* _WRITTEN TASK_:
Print the entries verbatim, leaving out the images they contain.

....................

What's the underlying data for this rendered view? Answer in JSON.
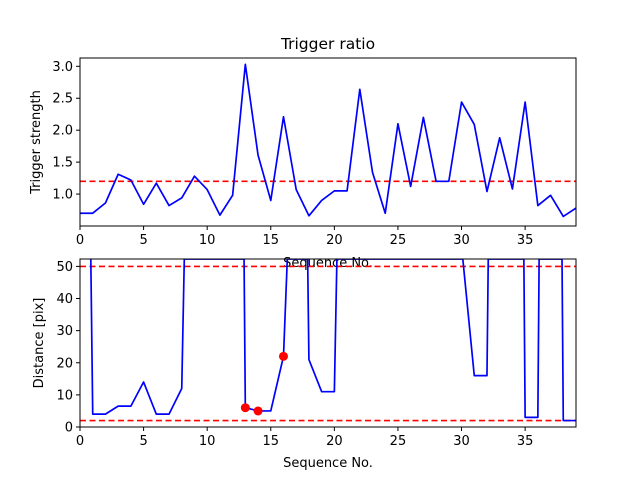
{
  "chart_data": [
    {
      "type": "line",
      "title": "Trigger ratio",
      "xlabel": "Sequence No.",
      "ylabel": "Trigger strength",
      "xlim": [
        0,
        39
      ],
      "ylim": [
        0.5,
        3.13
      ],
      "xticks": [
        "0",
        "5",
        "10",
        "15",
        "20",
        "25",
        "30",
        "35"
      ],
      "yticks": [
        "1.0",
        "1.5",
        "2.0",
        "2.5",
        "3.0"
      ],
      "grid": false,
      "line_color": "#0000ff",
      "threshold_color": "#ff0000",
      "series": [
        {
          "x": [
            0,
            1,
            2,
            3,
            4,
            5,
            6,
            7,
            8,
            9,
            10,
            11,
            12,
            13,
            14,
            15,
            16,
            17,
            18,
            19,
            20,
            21,
            22,
            23,
            24,
            25,
            26,
            27,
            28,
            29,
            30,
            31,
            32,
            33,
            34,
            35,
            36,
            37,
            38,
            39
          ],
          "values": [
            0.7,
            0.7,
            0.86,
            1.31,
            1.22,
            0.84,
            1.17,
            0.82,
            0.94,
            1.28,
            1.07,
            0.67,
            0.98,
            3.03,
            1.61,
            0.9,
            2.21,
            1.07,
            0.66,
            0.9,
            1.05,
            1.05,
            2.64,
            1.34,
            0.7,
            2.1,
            1.12,
            2.2,
            1.2,
            1.2,
            2.44,
            2.09,
            1.04,
            1.88,
            1.08,
            2.44,
            0.82,
            0.98,
            0.65,
            0.78
          ]
        }
      ],
      "hlines": [
        1.2
      ]
    },
    {
      "type": "line",
      "title": "",
      "xlabel": "Sequence No.",
      "ylabel": "Distance [pix]",
      "xlim": [
        0,
        39
      ],
      "ylim": [
        0,
        52.3
      ],
      "xticks": [
        "0",
        "5",
        "10",
        "15",
        "20",
        "25",
        "30",
        "35"
      ],
      "yticks": [
        "0",
        "10",
        "20",
        "30",
        "40",
        "50"
      ],
      "grid": false,
      "line_color": "#0000ff",
      "threshold_color": "#ff0000",
      "marker_color": "#ff0000",
      "series": [
        {
          "x": [
            0.85,
            1,
            2,
            3,
            4,
            5,
            6,
            7,
            8,
            8.2,
            12.9,
            13,
            14,
            15,
            16,
            16.3,
            17.9,
            18,
            19,
            20,
            20.2,
            30.1,
            31,
            32,
            32.1,
            34.9,
            35,
            36,
            36.1,
            37.9,
            38,
            39
          ],
          "values": [
            52.3,
            4,
            4,
            6.5,
            6.5,
            14,
            4,
            4,
            12,
            52.3,
            52.3,
            6,
            5,
            5,
            22,
            52.3,
            52.3,
            21,
            11,
            11,
            52.3,
            52.3,
            16,
            16,
            52.3,
            52.3,
            3,
            3,
            52.3,
            52.3,
            2,
            2
          ]
        }
      ],
      "markers": [
        {
          "x": 13,
          "y": 6
        },
        {
          "x": 14,
          "y": 5
        },
        {
          "x": 16,
          "y": 22
        }
      ],
      "hlines": [
        50,
        2
      ]
    }
  ]
}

....................

* _ANSWER TO THIS EXERCISE_:
What's the underlying data for this rendered view? Answer in JSON.
{
  "chart_data": [
    {
      "type": "line",
      "title": "Trigger ratio",
      "xlabel": "Sequence No.",
      "ylabel": "Trigger strength",
      "xlim": [
        0,
        39
      ],
      "ylim": [
        0.5,
        3.13
      ],
      "xticks": [
        "0",
        "5",
        "10",
        "15",
        "20",
        "25",
        "30",
        "35"
      ],
      "yticks": [
        "1.0",
        "1.5",
        "2.0",
        "2.5",
        "3.0"
      ],
      "grid": false,
      "line_color": "#0000ff",
      "threshold_color": "#ff0000",
      "series": [
        {
          "x": [
            0,
            1,
            2,
            3,
            4,
            5,
            6,
            7,
            8,
            9,
            10,
            11,
            12,
            13,
            14,
            15,
            16,
            17,
            18,
            19,
            20,
            21,
            22,
            23,
            24,
            25,
            26,
            27,
            28,
            29,
            30,
            31,
            32,
            33,
            34,
            35,
            36,
            37,
            38,
            39
          ],
          "values": [
            0.7,
            0.7,
            0.86,
            1.31,
            1.22,
            0.84,
            1.17,
            0.82,
            0.94,
            1.28,
            1.07,
            0.67,
            0.98,
            3.03,
            1.61,
            0.9,
            2.21,
            1.07,
            0.66,
            0.9,
            1.05,
            1.05,
            2.64,
            1.34,
            0.7,
            2.1,
            1.12,
            2.2,
            1.2,
            1.2,
            2.44,
            2.09,
            1.04,
            1.88,
            1.08,
            2.44,
            0.82,
            0.98,
            0.65,
            0.78
          ]
        }
      ],
      "hlines": [
        1.2
      ]
    },
    {
      "type": "line",
      "title": "",
      "xlabel": "Sequence No.",
      "ylabel": "Distance [pix]",
      "xlim": [
        0,
        39
      ],
      "ylim": [
        0,
        52.3
      ],
      "xticks": [
        "0",
        "5",
        "10",
        "15",
        "20",
        "25",
        "30",
        "35"
      ],
      "yticks": [
        "0",
        "10",
        "20",
        "30",
        "40",
        "50"
      ],
      "grid": false,
      "line_color": "#0000ff",
      "threshold_color": "#ff0000",
      "marker_color": "#ff0000",
      "series": [
        {
          "x": [
            0.85,
            1,
            2,
            3,
            4,
            5,
            6,
            7,
            8,
            8.2,
            12.9,
            13,
            14,
            15,
            16,
            16.3,
            17.9,
            18,
            19,
            20,
            20.2,
            30.1,
            31,
            32,
            32.1,
            34.9,
            35,
            36,
            36.1,
            37.9,
            38,
            39
          ],
          "values": [
            52.3,
            4,
            4,
            6.5,
            6.5,
            14,
            4,
            4,
            12,
            52.3,
            52.3,
            6,
            5,
            5,
            22,
            52.3,
            52.3,
            21,
            11,
            11,
            52.3,
            52.3,
            16,
            16,
            52.3,
            52.3,
            3,
            3,
            52.3,
            52.3,
            2,
            2
          ]
        }
      ],
      "markers": [
        {
          "x": 13,
          "y": 6
        },
        {
          "x": 14,
          "y": 5
        },
        {
          "x": 16,
          "y": 22
        }
      ],
      "hlines": [
        50,
        2
      ]
    }
  ]
}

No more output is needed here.